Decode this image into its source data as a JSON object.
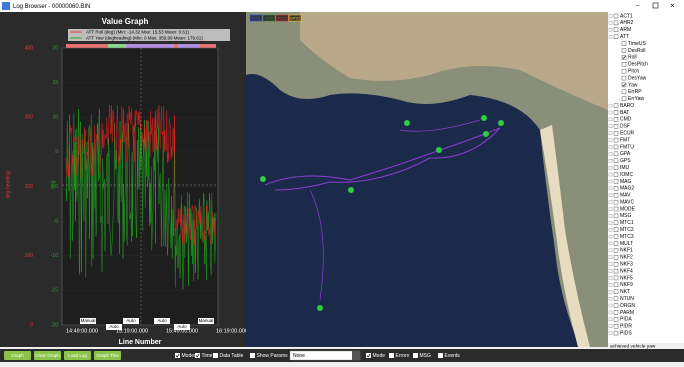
{
  "window": {
    "title": "Log Browser - 00000060.BIN"
  },
  "graph": {
    "title": "Value Graph",
    "legend": [
      "ATT Roll (deg)  (Min: -14.32 Max: 15.53 Mean: 0.61)",
      "ATT Yaw (degheading)  (Min: 0 Max: 359.99 Mean: 179.61)"
    ],
    "y1_label": "deg heading",
    "y2_label": "deg",
    "y1_ticks": [
      "400",
      "300",
      "200",
      "100",
      "0"
    ],
    "y2_ticks": [
      "20",
      "15",
      "10",
      "5",
      "0",
      "-5",
      "-10",
      "-15",
      "-20"
    ],
    "x_ticks": [
      "14:49:00.000",
      "15:19:00.000",
      "15:49:00.000",
      "16:19:00.000"
    ],
    "x_label": "Line Number",
    "modes": [
      "Manual",
      "Auto",
      "Auto",
      "Auto",
      "Auto",
      "Manual"
    ]
  },
  "map": {
    "legend": [
      "POS",
      "GPS",
      "POS",
      "GPS2"
    ]
  },
  "tree": {
    "items": [
      {
        "label": "ACT1"
      },
      {
        "label": "AHR2"
      },
      {
        "label": "ARM"
      },
      {
        "label": "ATT"
      },
      {
        "label": "TimeUS",
        "child": true
      },
      {
        "label": "DesRoll",
        "child": true
      },
      {
        "label": "Roll",
        "child": true,
        "checked": true
      },
      {
        "label": "DesPitch",
        "child": true
      },
      {
        "label": "Pitch",
        "child": true
      },
      {
        "label": "DesYaw",
        "child": true
      },
      {
        "label": "Yaw",
        "child": true,
        "checked": true
      },
      {
        "label": "ErrRP",
        "child": true
      },
      {
        "label": "ErrYaw",
        "child": true
      },
      {
        "label": "BARO"
      },
      {
        "label": "BAT"
      },
      {
        "label": "CMD"
      },
      {
        "label": "DSF"
      },
      {
        "label": "ECUR"
      },
      {
        "label": "FMT"
      },
      {
        "label": "FMTU"
      },
      {
        "label": "GPA"
      },
      {
        "label": "GPS"
      },
      {
        "label": "IMU"
      },
      {
        "label": "IOMC"
      },
      {
        "label": "MAG"
      },
      {
        "label": "MAG2"
      },
      {
        "label": "MAV"
      },
      {
        "label": "MAVC"
      },
      {
        "label": "MODE"
      },
      {
        "label": "MSG"
      },
      {
        "label": "MTC1"
      },
      {
        "label": "MTC2"
      },
      {
        "label": "MTC3"
      },
      {
        "label": "MULT"
      },
      {
        "label": "NKF1"
      },
      {
        "label": "NKF2"
      },
      {
        "label": "NKF3"
      },
      {
        "label": "NKF4"
      },
      {
        "label": "NKF5"
      },
      {
        "label": "NKF9"
      },
      {
        "label": "NKT"
      },
      {
        "label": "NTUN"
      },
      {
        "label": "ORGN"
      },
      {
        "label": "PARM"
      },
      {
        "label": "PIDA"
      },
      {
        "label": "PIDR"
      },
      {
        "label": "PIDS"
      }
    ],
    "status": "achieved vehicle yaw"
  },
  "toolbar": {
    "buttons": [
      "Graph",
      "Clear Graph",
      "Load Log",
      "Graph This"
    ],
    "checks": [
      {
        "label": "Modes",
        "checked": true
      },
      {
        "label": "Time",
        "checked": true
      },
      {
        "label": "Data Table"
      },
      {
        "label": "Show Params"
      }
    ],
    "combo": "None",
    "checks2": [
      {
        "label": "Mode",
        "checked": true
      },
      {
        "label": "Errors"
      },
      {
        "label": "MSG"
      },
      {
        "label": "Events"
      }
    ]
  }
}
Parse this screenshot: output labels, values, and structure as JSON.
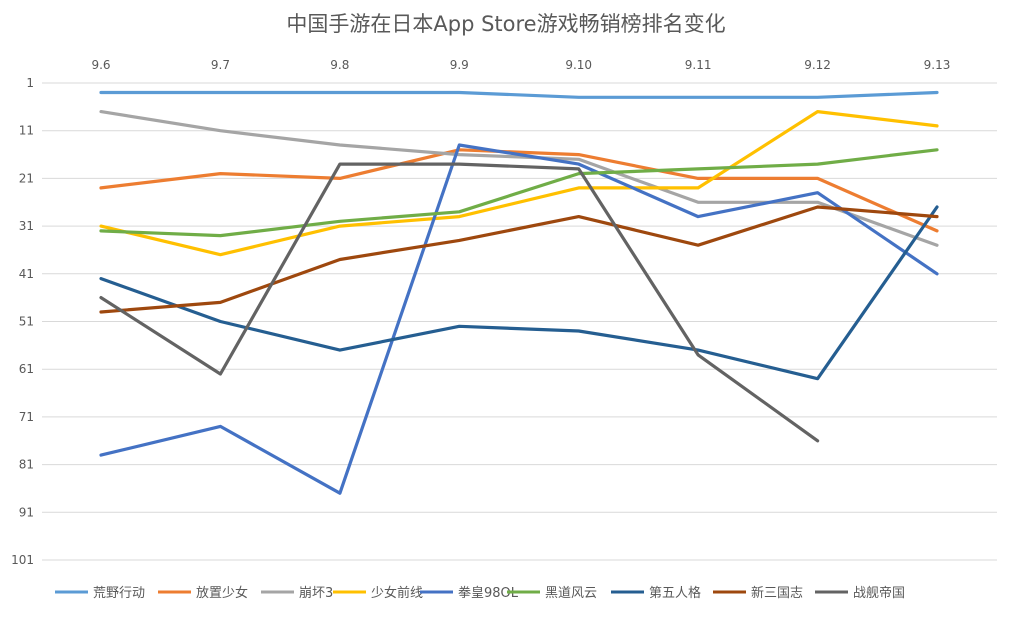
{
  "chart_data": {
    "type": "line",
    "title": "中国手游在日本App Store游戏畅销榜排名变化",
    "categories": [
      "9.6",
      "9.7",
      "9.8",
      "9.9",
      "9.10",
      "9.11",
      "9.12",
      "9.13"
    ],
    "y_ticks": [
      "1",
      "11",
      "21",
      "31",
      "41",
      "51",
      "61",
      "71",
      "81",
      "91",
      "101"
    ],
    "ylim": [
      1,
      101
    ],
    "y_reversed": true,
    "grid": true,
    "legend_position": "bottom",
    "series": [
      {
        "name": "荒野行动",
        "color": "#5B9BD5",
        "values": [
          3,
          3,
          3,
          3,
          4,
          4,
          4,
          3
        ]
      },
      {
        "name": "放置少女",
        "color": "#ED7D31",
        "values": [
          23,
          20,
          21,
          15,
          16,
          21,
          21,
          32
        ]
      },
      {
        "name": "崩坏3",
        "color": "#A5A5A5",
        "values": [
          7,
          11,
          14,
          16,
          17,
          26,
          26,
          35
        ]
      },
      {
        "name": "少女前线",
        "color": "#FFC000",
        "values": [
          31,
          37,
          31,
          29,
          23,
          23,
          7,
          10
        ]
      },
      {
        "name": "拳皇98OL",
        "color": "#4472C4",
        "values": [
          79,
          73,
          87,
          14,
          18,
          29,
          24,
          41
        ]
      },
      {
        "name": "黑道风云",
        "color": "#70AD47",
        "values": [
          32,
          33,
          30,
          28,
          20,
          19,
          18,
          15
        ]
      },
      {
        "name": "第五人格",
        "color": "#255E91",
        "values": [
          42,
          51,
          57,
          52,
          53,
          57,
          63,
          27
        ]
      },
      {
        "name": "新三国志",
        "color": "#9E480E",
        "values": [
          49,
          47,
          38,
          34,
          29,
          35,
          27,
          29
        ]
      },
      {
        "name": "战舰帝国",
        "color": "#636363",
        "values": [
          46,
          62,
          18,
          18,
          19,
          58,
          76,
          null
        ]
      }
    ]
  }
}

◆ Task to carry out
Each record should be quoted exactly, with the images omitted.

◆ Response to the exercise
Decode this image into its source data as a JSON object.
{
  "window": {
    "title": "Log Browser - 00000060.BIN"
  },
  "graph": {
    "title": "Value Graph",
    "legend": [
      "ATT Roll (deg)  (Min: -14.32 Max: 15.53 Mean: 0.61)",
      "ATT Yaw (degheading)  (Min: 0 Max: 359.99 Mean: 179.61)"
    ],
    "y1_label": "deg heading",
    "y2_label": "deg",
    "y1_ticks": [
      "400",
      "300",
      "200",
      "100",
      "0"
    ],
    "y2_ticks": [
      "20",
      "15",
      "10",
      "5",
      "0",
      "-5",
      "-10",
      "-15",
      "-20"
    ],
    "x_ticks": [
      "14:49:00.000",
      "15:19:00.000",
      "15:49:00.000",
      "16:19:00.000"
    ],
    "x_label": "Line Number",
    "modes": [
      "Manual",
      "Auto",
      "Auto",
      "Auto",
      "Auto",
      "Manual"
    ]
  },
  "map": {
    "legend": [
      "POS",
      "GPS",
      "POS",
      "GPS2"
    ]
  },
  "tree": {
    "items": [
      {
        "label": "ACT1"
      },
      {
        "label": "AHR2"
      },
      {
        "label": "ARM"
      },
      {
        "label": "ATT"
      },
      {
        "label": "TimeUS",
        "child": true
      },
      {
        "label": "DesRoll",
        "child": true
      },
      {
        "label": "Roll",
        "child": true,
        "checked": true
      },
      {
        "label": "DesPitch",
        "child": true
      },
      {
        "label": "Pitch",
        "child": true
      },
      {
        "label": "DesYaw",
        "child": true
      },
      {
        "label": "Yaw",
        "child": true,
        "checked": true
      },
      {
        "label": "ErrRP",
        "child": true
      },
      {
        "label": "ErrYaw",
        "child": true
      },
      {
        "label": "BARO"
      },
      {
        "label": "BAT"
      },
      {
        "label": "CMD"
      },
      {
        "label": "DSF"
      },
      {
        "label": "ECUR"
      },
      {
        "label": "FMT"
      },
      {
        "label": "FMTU"
      },
      {
        "label": "GPA"
      },
      {
        "label": "GPS"
      },
      {
        "label": "IMU"
      },
      {
        "label": "IOMC"
      },
      {
        "label": "MAG"
      },
      {
        "label": "MAG2"
      },
      {
        "label": "MAV"
      },
      {
        "label": "MAVC"
      },
      {
        "label": "MODE"
      },
      {
        "label": "MSG"
      },
      {
        "label": "MTC1"
      },
      {
        "label": "MTC2"
      },
      {
        "label": "MTC3"
      },
      {
        "label": "MULT"
      },
      {
        "label": "NKF1"
      },
      {
        "label": "NKF2"
      },
      {
        "label": "NKF3"
      },
      {
        "label": "NKF4"
      },
      {
        "label": "NKF5"
      },
      {
        "label": "NKF9"
      },
      {
        "label": "NKT"
      },
      {
        "label": "NTUN"
      },
      {
        "label": "ORGN"
      },
      {
        "label": "PARM"
      },
      {
        "label": "PIDA"
      },
      {
        "label": "PIDR"
      },
      {
        "label": "PIDS"
      }
    ],
    "status": "achieved vehicle yaw"
  },
  "toolbar": {
    "buttons": [
      "Graph",
      "Clear Graph",
      "Load Log",
      "Graph This"
    ],
    "checks": [
      {
        "label": "Modes",
        "checked": true
      },
      {
        "label": "Time",
        "checked": true
      },
      {
        "label": "Data Table"
      },
      {
        "label": "Show Params"
      }
    ],
    "combo": "None",
    "checks2": [
      {
        "label": "Mode",
        "checked": true
      },
      {
        "label": "Errors"
      },
      {
        "label": "MSG"
      },
      {
        "label": "Events"
      }
    ]
  }
}
Parse this screenshot: output labels, values, and structure as JSON.
{
  "chart_data": {
    "type": "line",
    "title": "中国手游在日本App Store游戏畅销榜排名变化",
    "categories": [
      "9.6",
      "9.7",
      "9.8",
      "9.9",
      "9.10",
      "9.11",
      "9.12",
      "9.13"
    ],
    "y_ticks": [
      "1",
      "11",
      "21",
      "31",
      "41",
      "51",
      "61",
      "71",
      "81",
      "91",
      "101"
    ],
    "ylim": [
      1,
      101
    ],
    "y_reversed": true,
    "grid": true,
    "legend_position": "bottom",
    "series": [
      {
        "name": "荒野行动",
        "color": "#5B9BD5",
        "values": [
          3,
          3,
          3,
          3,
          4,
          4,
          4,
          3
        ]
      },
      {
        "name": "放置少女",
        "color": "#ED7D31",
        "values": [
          23,
          20,
          21,
          15,
          16,
          21,
          21,
          32
        ]
      },
      {
        "name": "崩坏3",
        "color": "#A5A5A5",
        "values": [
          7,
          11,
          14,
          16,
          17,
          26,
          26,
          35
        ]
      },
      {
        "name": "少女前线",
        "color": "#FFC000",
        "values": [
          31,
          37,
          31,
          29,
          23,
          23,
          7,
          10
        ]
      },
      {
        "name": "拳皇98OL",
        "color": "#4472C4",
        "values": [
          79,
          73,
          87,
          14,
          18,
          29,
          24,
          41
        ]
      },
      {
        "name": "黑道风云",
        "color": "#70AD47",
        "values": [
          32,
          33,
          30,
          28,
          20,
          19,
          18,
          15
        ]
      },
      {
        "name": "第五人格",
        "color": "#255E91",
        "values": [
          42,
          51,
          57,
          52,
          53,
          57,
          63,
          27
        ]
      },
      {
        "name": "新三国志",
        "color": "#9E480E",
        "values": [
          49,
          47,
          38,
          34,
          29,
          35,
          27,
          29
        ]
      },
      {
        "name": "战舰帝国",
        "color": "#636363",
        "values": [
          46,
          62,
          18,
          18,
          19,
          58,
          76,
          null
        ]
      }
    ]
  }
}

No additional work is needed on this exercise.